Take the data that follows and retype it word for word.

[Stored entries]
— BEGIN —

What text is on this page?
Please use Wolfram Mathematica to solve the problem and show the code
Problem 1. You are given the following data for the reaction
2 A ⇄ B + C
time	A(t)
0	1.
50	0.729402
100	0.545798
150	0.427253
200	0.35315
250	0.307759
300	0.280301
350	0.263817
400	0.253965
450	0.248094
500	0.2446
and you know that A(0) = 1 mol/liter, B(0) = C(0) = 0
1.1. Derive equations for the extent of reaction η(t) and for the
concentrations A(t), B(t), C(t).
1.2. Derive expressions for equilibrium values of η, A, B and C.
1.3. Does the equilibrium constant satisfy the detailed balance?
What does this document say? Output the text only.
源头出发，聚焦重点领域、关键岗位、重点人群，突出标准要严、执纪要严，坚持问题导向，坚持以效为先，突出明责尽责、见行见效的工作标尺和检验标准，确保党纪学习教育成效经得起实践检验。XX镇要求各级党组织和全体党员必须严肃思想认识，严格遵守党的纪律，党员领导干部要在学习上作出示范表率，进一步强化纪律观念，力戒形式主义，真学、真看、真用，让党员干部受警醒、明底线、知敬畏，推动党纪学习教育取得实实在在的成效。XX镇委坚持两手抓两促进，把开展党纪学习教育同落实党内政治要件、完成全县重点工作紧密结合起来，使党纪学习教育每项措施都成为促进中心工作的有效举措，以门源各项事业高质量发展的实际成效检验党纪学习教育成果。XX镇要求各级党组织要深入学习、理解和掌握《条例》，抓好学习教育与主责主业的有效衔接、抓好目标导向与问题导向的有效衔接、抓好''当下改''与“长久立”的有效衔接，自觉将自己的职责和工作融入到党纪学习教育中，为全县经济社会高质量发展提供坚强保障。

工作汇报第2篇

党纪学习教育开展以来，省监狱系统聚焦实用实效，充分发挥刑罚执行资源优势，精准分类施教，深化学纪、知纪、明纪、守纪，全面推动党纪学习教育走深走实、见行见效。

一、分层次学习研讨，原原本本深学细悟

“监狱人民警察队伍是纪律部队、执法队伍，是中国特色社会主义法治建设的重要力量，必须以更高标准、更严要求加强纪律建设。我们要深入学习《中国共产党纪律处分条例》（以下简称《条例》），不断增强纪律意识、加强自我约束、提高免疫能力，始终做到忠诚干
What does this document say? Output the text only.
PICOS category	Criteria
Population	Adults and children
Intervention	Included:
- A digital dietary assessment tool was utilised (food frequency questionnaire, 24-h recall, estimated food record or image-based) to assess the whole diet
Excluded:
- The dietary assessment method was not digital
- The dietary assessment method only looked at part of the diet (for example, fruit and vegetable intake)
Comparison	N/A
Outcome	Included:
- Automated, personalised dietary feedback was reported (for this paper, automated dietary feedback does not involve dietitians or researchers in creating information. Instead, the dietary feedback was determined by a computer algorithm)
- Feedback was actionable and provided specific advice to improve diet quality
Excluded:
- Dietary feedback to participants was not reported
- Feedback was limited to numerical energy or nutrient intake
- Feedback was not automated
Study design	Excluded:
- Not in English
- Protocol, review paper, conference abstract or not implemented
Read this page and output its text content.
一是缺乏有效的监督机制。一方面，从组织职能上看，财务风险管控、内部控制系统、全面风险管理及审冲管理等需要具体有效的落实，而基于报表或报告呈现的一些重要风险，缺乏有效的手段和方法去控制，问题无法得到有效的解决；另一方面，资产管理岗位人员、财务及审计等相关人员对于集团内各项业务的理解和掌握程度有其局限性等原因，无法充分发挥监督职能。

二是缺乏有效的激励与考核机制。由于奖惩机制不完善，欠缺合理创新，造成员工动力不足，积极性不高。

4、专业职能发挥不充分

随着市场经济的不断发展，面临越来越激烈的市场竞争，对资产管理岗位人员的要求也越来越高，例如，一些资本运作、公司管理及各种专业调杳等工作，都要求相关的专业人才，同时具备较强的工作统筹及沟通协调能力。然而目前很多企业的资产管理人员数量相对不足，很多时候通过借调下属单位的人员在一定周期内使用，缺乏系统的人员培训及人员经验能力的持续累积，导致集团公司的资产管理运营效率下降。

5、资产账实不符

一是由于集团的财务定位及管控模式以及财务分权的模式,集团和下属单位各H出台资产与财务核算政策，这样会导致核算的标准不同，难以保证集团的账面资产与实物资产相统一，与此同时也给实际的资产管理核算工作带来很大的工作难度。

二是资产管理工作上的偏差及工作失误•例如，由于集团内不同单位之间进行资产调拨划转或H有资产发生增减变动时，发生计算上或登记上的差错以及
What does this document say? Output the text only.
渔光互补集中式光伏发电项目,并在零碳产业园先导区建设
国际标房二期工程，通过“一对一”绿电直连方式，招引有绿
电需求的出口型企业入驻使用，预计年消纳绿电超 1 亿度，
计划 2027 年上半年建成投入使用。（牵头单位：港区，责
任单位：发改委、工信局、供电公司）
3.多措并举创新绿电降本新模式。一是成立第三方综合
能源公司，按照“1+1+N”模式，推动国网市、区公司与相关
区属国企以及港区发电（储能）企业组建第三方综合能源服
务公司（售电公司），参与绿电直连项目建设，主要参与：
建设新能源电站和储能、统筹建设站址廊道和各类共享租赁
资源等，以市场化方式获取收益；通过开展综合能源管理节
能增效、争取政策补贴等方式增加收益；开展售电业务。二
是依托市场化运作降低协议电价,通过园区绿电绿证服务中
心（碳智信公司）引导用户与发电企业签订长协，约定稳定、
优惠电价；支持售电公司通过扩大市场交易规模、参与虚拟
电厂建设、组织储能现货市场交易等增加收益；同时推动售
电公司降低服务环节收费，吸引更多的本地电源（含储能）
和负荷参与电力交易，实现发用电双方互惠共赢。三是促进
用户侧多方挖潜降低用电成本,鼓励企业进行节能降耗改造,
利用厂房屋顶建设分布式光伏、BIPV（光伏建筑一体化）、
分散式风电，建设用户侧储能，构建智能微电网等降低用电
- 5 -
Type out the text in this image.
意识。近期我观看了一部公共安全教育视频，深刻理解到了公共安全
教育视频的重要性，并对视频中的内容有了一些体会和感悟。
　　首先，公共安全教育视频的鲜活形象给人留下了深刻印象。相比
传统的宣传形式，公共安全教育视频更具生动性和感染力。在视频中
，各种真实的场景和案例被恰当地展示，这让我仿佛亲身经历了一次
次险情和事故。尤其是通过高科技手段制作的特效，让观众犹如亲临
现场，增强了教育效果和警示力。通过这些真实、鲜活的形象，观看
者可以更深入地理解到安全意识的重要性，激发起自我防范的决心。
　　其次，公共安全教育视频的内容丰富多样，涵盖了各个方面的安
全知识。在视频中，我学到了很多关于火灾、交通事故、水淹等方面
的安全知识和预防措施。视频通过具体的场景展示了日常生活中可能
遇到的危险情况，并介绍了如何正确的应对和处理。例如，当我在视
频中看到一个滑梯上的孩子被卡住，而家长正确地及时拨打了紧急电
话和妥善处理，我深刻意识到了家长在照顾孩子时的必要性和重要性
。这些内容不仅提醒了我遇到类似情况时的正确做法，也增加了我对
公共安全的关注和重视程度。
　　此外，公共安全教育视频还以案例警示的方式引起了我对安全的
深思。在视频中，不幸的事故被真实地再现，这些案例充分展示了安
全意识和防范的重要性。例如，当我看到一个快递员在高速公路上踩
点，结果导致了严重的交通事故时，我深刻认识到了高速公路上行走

— END —

## EXERCISE SOLUTION:
What text is on this page?
Please use Wolfram Mathematica to solve the problem and show the code
Problem 1. You are given the following data for the reaction
2 A ⇄ B + C
time	A(t)
0	1.
50	0.729402
100	0.545798
150	0.427253
200	0.35315
250	0.307759
300	0.280301
350	0.263817
400	0.253965
450	0.248094
500	0.2446
and you know that A(0) = 1 mol/liter, B(0) = C(0) = 0
1.1. Derive equations for the extent of reaction η(t) and for the
concentrations A(t), B(t), C(t).
1.2. Derive expressions for equilibrium values of η, A, B and C.
1.3. Does the equilibrium constant satisfy the detailed balance?
What does this document say? Output the text only.
源头出发，聚焦重点领域、关键岗位、重点人群，突出标准要严、执纪要严，坚持问题导向，坚持以效为先，突出明责尽责、见行见效的工作标尺和检验标准，确保党纪学习教育成效经得起实践检验。XX镇要求各级党组织和全体党员必须严肃思想认识，严格遵守党的纪律，党员领导干部要在学习上作出示范表率，进一步强化纪律观念，力戒形式主义，真学、真看、真用，让党员干部受警醒、明底线、知敬畏，推动党纪学习教育取得实实在在的成效。XX镇委坚持两手抓两促进，把开展党纪学习教育同落实党内政治要件、完成全县重点工作紧密结合起来，使党纪学习教育每项措施都成为促进中心工作的有效举措，以门源各项事业高质量发展的实际成效检验党纪学习教育成果。XX镇要求各级党组织要深入学习、理解和掌握《条例》，抓好学习教育与主责主业的有效衔接、抓好目标导向与问题导向的有效衔接、抓好''当下改''与“长久立”的有效衔接，自觉将自己的职责和工作融入到党纪学习教育中，为全县经济社会高质量发展提供坚强保障。

工作汇报第2篇

党纪学习教育开展以来，省监狱系统聚焦实用实效，充分发挥刑罚执行资源优势，精准分类施教，深化学纪、知纪、明纪、守纪，全面推动党纪学习教育走深走实、见行见效。

一、分层次学习研讨，原原本本深学细悟

“监狱人民警察队伍是纪律部队、执法队伍，是中国特色社会主义法治建设的重要力量，必须以更高标准、更严要求加强纪律建设。我们要深入学习《中国共产党纪律处分条例》（以下简称《条例》），不断增强纪律意识、加强自我约束、提高免疫能力，始终做到忠诚干
What does this document say? Output the text only.
PICOS category	Criteria
Population	Adults and children
Intervention	Included:
- A digital dietary assessment tool was utilised (food frequency questionnaire, 24-h recall, estimated food record or image-based) to assess the whole diet
Excluded:
- The dietary assessment method was not digital
- The dietary assessment method only looked at part of the diet (for example, fruit and vegetable intake)
Comparison	N/A
Outcome	Included:
- Automated, personalised dietary feedback was reported (for this paper, automated dietary feedback does not involve dietitians or researchers in creating information. Instead, the dietary feedback was determined by a computer algorithm)
- Feedback was actionable and provided specific advice to improve diet quality
Excluded:
- Dietary feedback to participants was not reported
- Feedback was limited to numerical energy or nutrient intake
- Feedback was not automated
Study design	Excluded:
- Not in English
- Protocol, review paper, conference abstract or not implemented
Read this page and output its text content.
一是缺乏有效的监督机制。一方面，从组织职能上看，财务风险管控、内部控制系统、全面风险管理及审冲管理等需要具体有效的落实，而基于报表或报告呈现的一些重要风险，缺乏有效的手段和方法去控制，问题无法得到有效的解决；另一方面，资产管理岗位人员、财务及审计等相关人员对于集团内各项业务的理解和掌握程度有其局限性等原因，无法充分发挥监督职能。

二是缺乏有效的激励与考核机制。由于奖惩机制不完善，欠缺合理创新，造成员工动力不足，积极性不高。

4、专业职能发挥不充分

随着市场经济的不断发展，面临越来越激烈的市场竞争，对资产管理岗位人员的要求也越来越高，例如，一些资本运作、公司管理及各种专业调杳等工作，都要求相关的专业人才，同时具备较强的工作统筹及沟通协调能力。然而目前很多企业的资产管理人员数量相对不足，很多时候通过借调下属单位的人员在一定周期内使用，缺乏系统的人员培训及人员经验能力的持续累积，导致集团公司的资产管理运营效率下降。

5、资产账实不符

一是由于集团的财务定位及管控模式以及财务分权的模式,集团和下属单位各H出台资产与财务核算政策，这样会导致核算的标准不同，难以保证集团的账面资产与实物资产相统一，与此同时也给实际的资产管理核算工作带来很大的工作难度。

二是资产管理工作上的偏差及工作失误•例如，由于集团内不同单位之间进行资产调拨划转或H有资产发生增减变动时，发生计算上或登记上的差错以及
What does this document say? Output the text only.
渔光互补集中式光伏发电项目,并在零碳产业园先导区建设
国际标房二期工程，通过“一对一”绿电直连方式，招引有绿
电需求的出口型企业入驻使用，预计年消纳绿电超 1 亿度，
计划 2027 年上半年建成投入使用。（牵头单位：港区，责
任单位：发改委、工信局、供电公司）
3.多措并举创新绿电降本新模式。一是成立第三方综合
能源公司，按照“1+1+N”模式，推动国网市、区公司与相关
区属国企以及港区发电（储能）企业组建第三方综合能源服
务公司（售电公司），参与绿电直连项目建设，主要参与：
建设新能源电站和储能、统筹建设站址廊道和各类共享租赁
资源等，以市场化方式获取收益；通过开展综合能源管理节
能增效、争取政策补贴等方式增加收益；开展售电业务。二
是依托市场化运作降低协议电价,通过园区绿电绿证服务中
心（碳智信公司）引导用户与发电企业签订长协，约定稳定、
优惠电价；支持售电公司通过扩大市场交易规模、参与虚拟
电厂建设、组织储能现货市场交易等增加收益；同时推动售
电公司降低服务环节收费，吸引更多的本地电源（含储能）
和负荷参与电力交易，实现发用电双方互惠共赢。三是促进
用户侧多方挖潜降低用电成本,鼓励企业进行节能降耗改造,
利用厂房屋顶建设分布式光伏、BIPV（光伏建筑一体化）、
分散式风电，建设用户侧储能，构建智能微电网等降低用电
- 5 -
Type out the text in this image.
意识。近期我观看了一部公共安全教育视频，深刻理解到了公共安全
教育视频的重要性，并对视频中的内容有了一些体会和感悟。
　　首先，公共安全教育视频的鲜活形象给人留下了深刻印象。相比
传统的宣传形式，公共安全教育视频更具生动性和感染力。在视频中
，各种真实的场景和案例被恰当地展示，这让我仿佛亲身经历了一次
次险情和事故。尤其是通过高科技手段制作的特效，让观众犹如亲临
现场，增强了教育效果和警示力。通过这些真实、鲜活的形象，观看
者可以更深入地理解到安全意识的重要性，激发起自我防范的决心。
　　其次，公共安全教育视频的内容丰富多样，涵盖了各个方面的安
全知识。在视频中，我学到了很多关于火灾、交通事故、水淹等方面
的安全知识和预防措施。视频通过具体的场景展示了日常生活中可能
遇到的危险情况，并介绍了如何正确的应对和处理。例如，当我在视
频中看到一个滑梯上的孩子被卡住，而家长正确地及时拨打了紧急电
话和妥善处理，我深刻意识到了家长在照顾孩子时的必要性和重要性
。这些内容不仅提醒了我遇到类似情况时的正确做法，也增加了我对
公共安全的关注和重视程度。
　　此外，公共安全教育视频还以案例警示的方式引起了我对安全的
深思。在视频中，不幸的事故被真实地再现，这些案例充分展示了安
全意识和防范的重要性。例如，当我看到一个快递员在高速公路上踩
点，结果导致了严重的交通事故时，我深刻认识到了高速公路上行走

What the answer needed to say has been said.